— BEGIN Records shown —

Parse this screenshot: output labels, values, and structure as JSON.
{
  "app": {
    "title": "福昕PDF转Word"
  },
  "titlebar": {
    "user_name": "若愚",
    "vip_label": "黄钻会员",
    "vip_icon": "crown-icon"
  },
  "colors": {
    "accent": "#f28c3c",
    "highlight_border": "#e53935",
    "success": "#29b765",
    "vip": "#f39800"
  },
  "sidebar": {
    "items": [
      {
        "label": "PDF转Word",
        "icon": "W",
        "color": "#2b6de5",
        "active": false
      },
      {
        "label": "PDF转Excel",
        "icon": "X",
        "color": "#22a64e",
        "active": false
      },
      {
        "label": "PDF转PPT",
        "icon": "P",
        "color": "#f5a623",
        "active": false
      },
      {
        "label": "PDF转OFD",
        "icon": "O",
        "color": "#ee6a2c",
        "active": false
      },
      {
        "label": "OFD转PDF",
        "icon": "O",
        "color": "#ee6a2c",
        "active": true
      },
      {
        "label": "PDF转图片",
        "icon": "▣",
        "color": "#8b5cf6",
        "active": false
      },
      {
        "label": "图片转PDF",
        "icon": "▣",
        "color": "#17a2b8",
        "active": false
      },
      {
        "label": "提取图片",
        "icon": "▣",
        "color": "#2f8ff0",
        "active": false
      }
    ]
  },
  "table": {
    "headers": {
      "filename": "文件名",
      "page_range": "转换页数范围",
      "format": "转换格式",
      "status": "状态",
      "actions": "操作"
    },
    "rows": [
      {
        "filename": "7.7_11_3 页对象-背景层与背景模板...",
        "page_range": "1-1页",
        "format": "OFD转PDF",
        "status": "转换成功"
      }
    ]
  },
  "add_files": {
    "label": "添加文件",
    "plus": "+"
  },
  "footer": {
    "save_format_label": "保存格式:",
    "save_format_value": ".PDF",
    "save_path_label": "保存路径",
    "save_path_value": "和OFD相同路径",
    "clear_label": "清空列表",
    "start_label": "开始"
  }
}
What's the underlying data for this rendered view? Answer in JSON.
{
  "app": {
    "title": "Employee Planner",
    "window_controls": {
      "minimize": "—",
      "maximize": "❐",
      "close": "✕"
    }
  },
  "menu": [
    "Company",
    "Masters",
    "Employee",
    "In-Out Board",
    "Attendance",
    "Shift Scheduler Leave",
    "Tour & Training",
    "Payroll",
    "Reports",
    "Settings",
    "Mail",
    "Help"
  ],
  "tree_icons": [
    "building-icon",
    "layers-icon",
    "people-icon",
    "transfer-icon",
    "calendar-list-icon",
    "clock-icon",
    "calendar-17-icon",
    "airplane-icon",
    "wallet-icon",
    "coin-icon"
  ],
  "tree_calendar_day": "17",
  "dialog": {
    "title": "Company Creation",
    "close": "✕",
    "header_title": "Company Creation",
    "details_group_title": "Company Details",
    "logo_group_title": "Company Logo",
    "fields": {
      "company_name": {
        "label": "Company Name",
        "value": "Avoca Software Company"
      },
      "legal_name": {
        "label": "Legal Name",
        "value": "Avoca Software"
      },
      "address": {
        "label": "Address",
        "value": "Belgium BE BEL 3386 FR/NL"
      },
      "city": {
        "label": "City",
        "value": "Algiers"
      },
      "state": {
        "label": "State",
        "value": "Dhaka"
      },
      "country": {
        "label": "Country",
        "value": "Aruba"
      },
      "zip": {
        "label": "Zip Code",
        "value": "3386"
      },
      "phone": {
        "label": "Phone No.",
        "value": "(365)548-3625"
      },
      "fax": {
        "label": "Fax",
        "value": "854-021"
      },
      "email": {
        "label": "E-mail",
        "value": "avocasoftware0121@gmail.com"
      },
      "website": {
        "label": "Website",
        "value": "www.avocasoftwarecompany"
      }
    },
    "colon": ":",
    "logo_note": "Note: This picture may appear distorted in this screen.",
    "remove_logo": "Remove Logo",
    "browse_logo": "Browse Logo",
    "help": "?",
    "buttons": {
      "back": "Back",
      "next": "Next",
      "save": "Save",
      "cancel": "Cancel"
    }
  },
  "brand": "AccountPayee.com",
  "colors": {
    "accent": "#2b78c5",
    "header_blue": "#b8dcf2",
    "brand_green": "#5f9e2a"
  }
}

— END Records shown —

• **Goal of the exercise**: Find all lines with "this" in them and copy each one.

• **Task solution**:
Parse this screenshot: output labels, values, and structure as JSON.
What's the underlying data for this rendered view? Answer in JSON.
    "logo_note": "Note: This picture may appear distorted in this screen.",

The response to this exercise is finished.